Description of the task> Copy the lines of data word for word, starting at the line containing "- game-count: 412 058: [44, 16, 53, 20]" and ending at the line containing "- white-bishop: ♝: [142, 121, 154, 134]", with both of those lines included.

○ ○ ○ ○

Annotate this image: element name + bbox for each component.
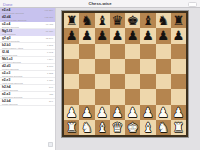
- game-count: 412 058: [44, 16, 53, 20]
- square-c3[interactable]: [95, 89, 110, 104]
- opening-name: Polish Opening: [2, 103, 18, 106]
- square-h3[interactable]: [171, 89, 186, 104]
- black-pawn: ♟: [81, 29, 93, 42]
- square-f3[interactable]: [140, 89, 155, 104]
- square-c2[interactable]: ♟: [95, 105, 110, 120]
- move-list-item[interactable]: a2-a3Anderssen Opening425: [0, 92, 55, 99]
- white-pawn: ♟: [157, 106, 169, 119]
- black-pawn: ♟: [127, 29, 139, 42]
- white-bishop: ♝: [142, 121, 154, 134]
- black-pawn: ♟: [112, 29, 124, 42]
- square-a6[interactable]: [64, 44, 79, 59]
- move-list-item[interactable]: Ng1-f3Reti Opening87 120: [0, 29, 55, 36]
- square-b7[interactable]: ♟: [79, 28, 94, 43]
- black-pawn: ♟: [66, 29, 78, 42]
- square-a3[interactable]: [64, 89, 79, 104]
- square-c5[interactable]: [95, 59, 110, 74]
- square-a8[interactable]: ♜: [64, 13, 79, 28]
- square-d2[interactable]: ♟: [110, 105, 125, 120]
- white-rook: ♜: [173, 121, 185, 134]
- square-f6[interactable]: [140, 44, 155, 59]
- square-b1[interactable]: ♞: [79, 120, 94, 135]
- white-pawn: ♟: [112, 106, 124, 119]
- black-pawn: ♟: [157, 29, 169, 42]
- move-list: e2-e4King's Pawn Opening486 234d2-d4Quee…: [0, 8, 55, 106]
- square-h1[interactable]: ♜: [171, 120, 186, 135]
- square-c6[interactable]: [95, 44, 110, 59]
- square-a7[interactable]: ♟: [64, 28, 79, 43]
- square-f2[interactable]: ♟: [140, 105, 155, 120]
- white-pawn: ♟: [81, 106, 93, 119]
- nav-bar: Done Chess-wise: [0, 0, 200, 8]
- white-queen: ♛: [112, 121, 124, 134]
- move-list-item[interactable]: f2-f4Bird's Opening6 872: [0, 50, 55, 57]
- square-e4[interactable]: [125, 74, 140, 89]
- square-e3[interactable]: [125, 89, 140, 104]
- square-d6[interactable]: [110, 44, 125, 59]
- game-count: 12 340: [46, 37, 53, 41]
- square-h5[interactable]: [171, 59, 186, 74]
- move-list-item[interactable]: b2-b4Polish Opening396: [0, 99, 55, 106]
- square-b5[interactable]: [79, 59, 94, 74]
- move-list-item[interactable]: b2-b3Nimzo-Larsen Attack8 265: [0, 43, 55, 50]
- square-a1[interactable]: ♜: [64, 120, 79, 135]
- square-b4[interactable]: [79, 74, 94, 89]
- game-count: 425: [49, 93, 53, 97]
- square-c1[interactable]: ♝: [95, 120, 110, 135]
- app-window: Done Chess-wise e2-e4King's Pawn Opening…: [0, 0, 200, 150]
- square-d5[interactable]: [110, 59, 125, 74]
- square-h4[interactable]: [171, 74, 186, 89]
- black-knight: ♞: [81, 14, 93, 27]
- white-bishop: ♝: [96, 121, 108, 134]
- white-pawn: ♟: [96, 106, 108, 119]
- square-d3[interactable]: [110, 89, 125, 104]
- app-title: Chess-wise: [0, 0, 200, 8]
- black-queen: ♛: [112, 14, 124, 27]
- square-g8[interactable]: ♞: [156, 13, 171, 28]
- game-count: 2 108: [47, 65, 53, 69]
- square-d7[interactable]: ♟: [110, 28, 125, 43]
- square-d1[interactable]: ♛: [110, 120, 125, 135]
- white-pawn: ♟: [127, 106, 139, 119]
- white-knight: ♞: [157, 121, 169, 134]
- square-f8[interactable]: ♝: [140, 13, 155, 28]
- square-g3[interactable]: [156, 89, 171, 104]
- game-count: 4 514: [47, 58, 53, 62]
- square-f7[interactable]: ♟: [140, 28, 155, 43]
- black-bishop: ♝: [96, 14, 108, 27]
- black-pawn: ♟: [96, 29, 108, 42]
- move-list-item[interactable]: c2-c3Saragossa Opening1 332: [0, 71, 55, 78]
- white-pawn: ♟: [173, 106, 185, 119]
- white-pawn: ♟: [66, 106, 78, 119]
- square-h6[interactable]: [171, 44, 186, 59]
- game-count: 98 455: [46, 23, 53, 27]
- square-h7[interactable]: ♟: [171, 28, 186, 43]
- black-rook: ♜: [66, 14, 78, 27]
- square-e1[interactable]: ♚: [125, 120, 140, 135]
- square-b2[interactable]: ♟: [79, 105, 94, 120]
- square-f5[interactable]: [140, 59, 155, 74]
- square-b3[interactable]: [79, 89, 94, 104]
- game-count: 540: [49, 86, 53, 90]
- square-d8[interactable]: ♛: [110, 13, 125, 28]
- move-list-item[interactable]: e2-e3Van't Kruijs Opening1 126: [0, 78, 55, 85]
- move-list-item[interactable]: d2-d3Mieses Opening2 108: [0, 64, 55, 71]
- square-a4[interactable]: [64, 74, 79, 89]
- move-list-item[interactable]: e2-e4King's Pawn Opening486 234: [0, 8, 55, 15]
- square-g4[interactable]: [156, 74, 171, 89]
- move-list-item[interactable]: h2-h4Kadas Opening540: [0, 85, 55, 92]
- square-g6[interactable]: [156, 44, 171, 59]
- square-h2[interactable]: ♟: [171, 105, 186, 120]
- square-g1[interactable]: ♞: [156, 120, 171, 135]
- nav-right-button[interactable]: [188, 2, 197, 7]
- white-pawn: ♟: [142, 106, 154, 119]
- square-f1[interactable]: ♝: [140, 120, 155, 135]
- square-c7[interactable]: ♟: [95, 28, 110, 43]
- chess-board: ♜♞♝♛♚♝♞♜♟♟♟♟♟♟♟♟♟♟♟♟♟♟♟♟♜♞♝♛♚♝♞♜: [62, 11, 188, 137]
- square-e8[interactable]: ♚: [125, 13, 140, 28]
- square-e7[interactable]: ♟: [125, 28, 140, 43]
- black-pawn: ♟: [173, 29, 185, 42]
- game-count: 8 265: [47, 44, 53, 48]
- game-count: 486 234: [44, 9, 53, 13]
- game-count: 396: [49, 100, 53, 104]
- move-list-item[interactable]: g2-g3King's Fianchetto12 340: [0, 36, 55, 43]
- square-c8[interactable]: ♝: [95, 13, 110, 28]
- square-g7[interactable]: ♟: [156, 28, 171, 43]
- square-g2[interactable]: ♟: [156, 105, 171, 120]
- square-e2[interactable]: ♟: [125, 105, 140, 120]
- square-a5[interactable]: [64, 59, 79, 74]
- move-list-item[interactable]: c2-c4English Opening98 455: [0, 22, 55, 29]
- white-king: ♚: [127, 121, 139, 134]
- white-rook: ♜: [66, 121, 78, 134]
- square-e5[interactable]: [125, 59, 140, 74]
- black-knight: ♞: [157, 14, 169, 27]
- square-b8[interactable]: ♞: [79, 13, 94, 28]
- square-f4[interactable]: [140, 74, 155, 89]
- black-king: ♚: [127, 14, 139, 27]
- black-rook: ♜: [173, 14, 185, 27]
- game-count: 87 120: [46, 30, 53, 34]
- square-g5[interactable]: [156, 59, 171, 74]
- game-count: 6 872: [47, 51, 53, 55]
- black-pawn: ♟: [142, 29, 154, 42]
- square-a2[interactable]: ♟: [64, 105, 79, 120]
- white-knight: ♞: [81, 121, 93, 134]
- square-c4[interactable]: [95, 74, 110, 89]
- square-e6[interactable]: [125, 44, 140, 59]
- square-b6[interactable]: [79, 44, 94, 59]
- move-list-panel: e2-e4King's Pawn Opening486 234d2-d4Quee…: [0, 8, 56, 150]
- panel-footer-icon[interactable]: [48, 142, 53, 147]
- game-count: 1 332: [47, 72, 53, 76]
- game-count: 1 126: [47, 79, 53, 83]
- move-list-item[interactable]: Nb1-c3Van Geet Opening4 514: [0, 57, 55, 64]
- black-bishop: ♝: [142, 14, 154, 27]
- square-d4[interactable]: [110, 74, 125, 89]
- square-h8[interactable]: ♜: [171, 13, 186, 28]
- move-list-item[interactable]: d2-d4Queen's Pawn Opening412 058: [0, 15, 55, 22]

○ ○ ○ ○

The output>
- game-count: 412 058: [44, 16, 53, 20]
- square-c3[interactable]: [95, 89, 110, 104]
- opening-name: Polish Opening: [2, 103, 18, 106]
- square-h3[interactable]: [171, 89, 186, 104]
- black-pawn: ♟: [81, 29, 93, 42]
- square-f3[interactable]: [140, 89, 155, 104]
- square-c2[interactable]: ♟: [95, 105, 110, 120]
- move-list-item[interactable]: a2-a3Anderssen Opening425: [0, 92, 55, 99]
- white-pawn: ♟: [157, 106, 169, 119]
- black-pawn: ♟: [127, 29, 139, 42]
- white-bishop: ♝: [142, 121, 154, 134]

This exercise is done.